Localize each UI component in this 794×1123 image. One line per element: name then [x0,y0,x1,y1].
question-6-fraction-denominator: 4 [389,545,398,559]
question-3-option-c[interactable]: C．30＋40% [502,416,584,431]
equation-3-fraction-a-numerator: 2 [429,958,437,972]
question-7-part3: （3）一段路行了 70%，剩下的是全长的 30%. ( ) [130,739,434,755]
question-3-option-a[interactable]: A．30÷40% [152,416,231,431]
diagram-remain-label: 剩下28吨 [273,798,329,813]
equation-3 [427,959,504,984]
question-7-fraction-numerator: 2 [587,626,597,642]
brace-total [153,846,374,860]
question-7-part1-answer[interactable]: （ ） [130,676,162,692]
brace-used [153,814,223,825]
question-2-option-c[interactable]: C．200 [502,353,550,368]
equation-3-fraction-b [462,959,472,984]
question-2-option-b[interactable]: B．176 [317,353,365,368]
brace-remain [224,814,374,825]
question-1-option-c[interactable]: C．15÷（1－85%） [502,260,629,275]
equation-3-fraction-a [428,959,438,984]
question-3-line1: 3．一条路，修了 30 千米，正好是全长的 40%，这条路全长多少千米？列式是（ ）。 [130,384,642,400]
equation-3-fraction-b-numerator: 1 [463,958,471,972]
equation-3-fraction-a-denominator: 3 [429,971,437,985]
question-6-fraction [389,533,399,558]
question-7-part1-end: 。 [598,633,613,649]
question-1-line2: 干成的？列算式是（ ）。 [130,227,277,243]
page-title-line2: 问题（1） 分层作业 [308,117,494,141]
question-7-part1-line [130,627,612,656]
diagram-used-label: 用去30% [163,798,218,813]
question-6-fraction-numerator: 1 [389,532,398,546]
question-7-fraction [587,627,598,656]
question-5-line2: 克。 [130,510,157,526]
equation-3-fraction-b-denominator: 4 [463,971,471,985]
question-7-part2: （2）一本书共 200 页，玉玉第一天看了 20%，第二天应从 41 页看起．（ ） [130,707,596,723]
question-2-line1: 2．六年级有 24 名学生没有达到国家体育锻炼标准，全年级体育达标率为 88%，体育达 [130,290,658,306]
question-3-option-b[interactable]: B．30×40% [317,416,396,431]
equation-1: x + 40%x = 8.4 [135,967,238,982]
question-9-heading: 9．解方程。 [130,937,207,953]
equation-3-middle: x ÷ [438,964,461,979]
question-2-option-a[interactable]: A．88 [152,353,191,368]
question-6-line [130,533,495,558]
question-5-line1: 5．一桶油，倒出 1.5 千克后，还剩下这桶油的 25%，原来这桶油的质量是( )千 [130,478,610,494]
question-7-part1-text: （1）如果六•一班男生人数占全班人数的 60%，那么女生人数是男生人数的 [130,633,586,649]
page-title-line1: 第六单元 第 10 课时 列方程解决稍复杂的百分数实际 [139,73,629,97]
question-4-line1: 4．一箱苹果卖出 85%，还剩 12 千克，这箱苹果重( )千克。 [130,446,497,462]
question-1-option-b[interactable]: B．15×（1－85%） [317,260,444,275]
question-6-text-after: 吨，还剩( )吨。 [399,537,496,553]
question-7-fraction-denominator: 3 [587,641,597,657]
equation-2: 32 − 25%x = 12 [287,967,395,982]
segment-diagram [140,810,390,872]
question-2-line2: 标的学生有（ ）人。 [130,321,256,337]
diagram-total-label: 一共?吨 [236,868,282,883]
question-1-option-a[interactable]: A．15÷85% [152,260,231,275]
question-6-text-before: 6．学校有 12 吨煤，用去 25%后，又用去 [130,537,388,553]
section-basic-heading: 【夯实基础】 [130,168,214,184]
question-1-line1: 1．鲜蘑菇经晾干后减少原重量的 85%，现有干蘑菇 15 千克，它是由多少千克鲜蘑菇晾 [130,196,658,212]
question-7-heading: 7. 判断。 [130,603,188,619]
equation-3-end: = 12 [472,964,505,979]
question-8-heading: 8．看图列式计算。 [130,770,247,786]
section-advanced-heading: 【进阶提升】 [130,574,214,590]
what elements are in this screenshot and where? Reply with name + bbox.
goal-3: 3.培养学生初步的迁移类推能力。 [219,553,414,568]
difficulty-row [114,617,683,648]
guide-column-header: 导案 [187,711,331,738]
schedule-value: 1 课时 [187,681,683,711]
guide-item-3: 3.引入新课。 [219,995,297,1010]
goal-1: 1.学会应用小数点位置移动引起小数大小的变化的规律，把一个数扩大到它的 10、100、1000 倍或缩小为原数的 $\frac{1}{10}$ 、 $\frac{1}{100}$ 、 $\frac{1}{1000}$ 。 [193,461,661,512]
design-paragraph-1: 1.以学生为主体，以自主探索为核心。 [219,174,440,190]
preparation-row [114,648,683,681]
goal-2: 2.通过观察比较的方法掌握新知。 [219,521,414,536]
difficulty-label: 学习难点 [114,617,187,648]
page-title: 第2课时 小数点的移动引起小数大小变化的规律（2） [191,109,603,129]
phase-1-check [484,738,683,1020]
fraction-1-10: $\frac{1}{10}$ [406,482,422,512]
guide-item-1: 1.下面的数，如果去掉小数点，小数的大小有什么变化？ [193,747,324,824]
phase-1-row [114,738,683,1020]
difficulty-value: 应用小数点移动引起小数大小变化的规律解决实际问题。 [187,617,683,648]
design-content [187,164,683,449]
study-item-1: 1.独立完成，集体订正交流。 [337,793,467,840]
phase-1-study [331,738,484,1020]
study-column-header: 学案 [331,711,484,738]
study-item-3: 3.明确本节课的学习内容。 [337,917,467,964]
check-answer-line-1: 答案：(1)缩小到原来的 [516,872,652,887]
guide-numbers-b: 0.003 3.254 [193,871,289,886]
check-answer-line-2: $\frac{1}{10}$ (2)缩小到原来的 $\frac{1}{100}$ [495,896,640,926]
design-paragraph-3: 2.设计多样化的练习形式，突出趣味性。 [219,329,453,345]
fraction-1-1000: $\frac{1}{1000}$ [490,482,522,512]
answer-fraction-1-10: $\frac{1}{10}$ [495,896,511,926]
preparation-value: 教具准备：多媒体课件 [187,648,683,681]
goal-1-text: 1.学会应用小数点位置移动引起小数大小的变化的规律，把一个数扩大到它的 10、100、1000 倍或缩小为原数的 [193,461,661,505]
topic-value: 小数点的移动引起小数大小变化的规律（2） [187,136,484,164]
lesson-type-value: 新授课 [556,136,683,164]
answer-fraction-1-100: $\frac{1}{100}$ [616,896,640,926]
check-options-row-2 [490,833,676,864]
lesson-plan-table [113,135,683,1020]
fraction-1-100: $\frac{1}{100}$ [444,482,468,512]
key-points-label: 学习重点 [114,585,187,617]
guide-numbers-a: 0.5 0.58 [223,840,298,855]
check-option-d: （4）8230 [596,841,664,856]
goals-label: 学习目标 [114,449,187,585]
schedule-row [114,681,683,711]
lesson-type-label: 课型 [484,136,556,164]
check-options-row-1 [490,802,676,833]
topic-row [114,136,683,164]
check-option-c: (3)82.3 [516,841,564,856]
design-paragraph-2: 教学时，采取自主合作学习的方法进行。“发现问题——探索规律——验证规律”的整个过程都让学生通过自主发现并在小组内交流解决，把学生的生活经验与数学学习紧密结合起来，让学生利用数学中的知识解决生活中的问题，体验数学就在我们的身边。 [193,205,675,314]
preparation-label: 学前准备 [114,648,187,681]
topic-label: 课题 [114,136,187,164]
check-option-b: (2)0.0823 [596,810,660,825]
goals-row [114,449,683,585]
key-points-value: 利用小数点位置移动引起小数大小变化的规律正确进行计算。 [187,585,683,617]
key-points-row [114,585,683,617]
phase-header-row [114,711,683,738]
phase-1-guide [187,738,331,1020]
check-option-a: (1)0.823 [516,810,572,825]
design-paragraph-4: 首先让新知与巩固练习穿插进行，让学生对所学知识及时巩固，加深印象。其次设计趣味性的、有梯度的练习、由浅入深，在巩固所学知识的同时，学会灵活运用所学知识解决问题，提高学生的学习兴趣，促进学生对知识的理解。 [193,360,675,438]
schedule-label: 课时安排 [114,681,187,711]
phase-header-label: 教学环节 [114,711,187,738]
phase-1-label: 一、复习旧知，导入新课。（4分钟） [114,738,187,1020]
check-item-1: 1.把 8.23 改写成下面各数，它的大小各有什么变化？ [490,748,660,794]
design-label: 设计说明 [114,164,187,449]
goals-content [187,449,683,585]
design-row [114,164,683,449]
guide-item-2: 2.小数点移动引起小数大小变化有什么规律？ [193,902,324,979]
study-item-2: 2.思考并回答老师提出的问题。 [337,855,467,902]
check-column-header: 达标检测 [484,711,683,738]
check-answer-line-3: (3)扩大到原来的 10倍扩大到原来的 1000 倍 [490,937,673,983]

**********

Written request -> Reproduce the entries verbatim, from the first line of the entries through the line containing "question-2-line1: 2．六年级有 24", both inclusive.

Answer to this task ->
Localize each UI component in this 794×1123 image. One line per element: name then [x0,y0,x1,y1].
question-6-fraction-denominator: 4 [389,545,398,559]
question-3-option-c[interactable]: C．30＋40% [502,416,584,431]
equation-3-fraction-a-numerator: 2 [429,958,437,972]
question-7-part3: （3）一段路行了 70%，剩下的是全长的 30%. ( ) [130,739,434,755]
question-3-option-a[interactable]: A．30÷40% [152,416,231,431]
diagram-remain-label: 剩下28吨 [273,798,329,813]
equation-3 [427,959,504,984]
question-7-fraction-numerator: 2 [587,626,597,642]
brace-total [153,846,374,860]
question-7-part1-answer[interactable]: （ ） [130,676,162,692]
brace-used [153,814,223,825]
question-2-option-c[interactable]: C．200 [502,353,550,368]
equation-3-fraction-b [462,959,472,984]
question-2-option-b[interactable]: B．176 [317,353,365,368]
brace-remain [224,814,374,825]
question-1-option-c[interactable]: C．15÷（1－85%） [502,260,629,275]
equation-3-fraction-a [428,959,438,984]
question-3-line1: 3．一条路，修了 30 千米，正好是全长的 40%，这条路全长多少千米？列式是（ ）。 [130,384,642,400]
equation-3-fraction-b-numerator: 1 [463,958,471,972]
equation-3-fraction-a-denominator: 3 [429,971,437,985]
question-6-fraction [389,533,399,558]
question-7-part1-end: 。 [598,633,613,649]
question-1-line2: 干成的？列算式是（ ）。 [130,227,277,243]
page-title-line2: 问题（1） 分层作业 [308,117,494,141]
question-7-part1-line [130,627,612,656]
diagram-used-label: 用去30% [163,798,218,813]
question-6-fraction-numerator: 1 [389,532,398,546]
question-7-fraction [587,627,598,656]
question-5-line2: 克。 [130,510,157,526]
equation-3-fraction-b-denominator: 4 [463,971,471,985]
question-7-part2: （2）一本书共 200 页，玉玉第一天看了 20%，第二天应从 41 页看起．（ ） [130,707,596,723]
question-2-line1: 2．六年级有 24 名学生没有达到国家体育锻炼标准，全年级体育达标率为 88%，体育达 [130,290,658,306]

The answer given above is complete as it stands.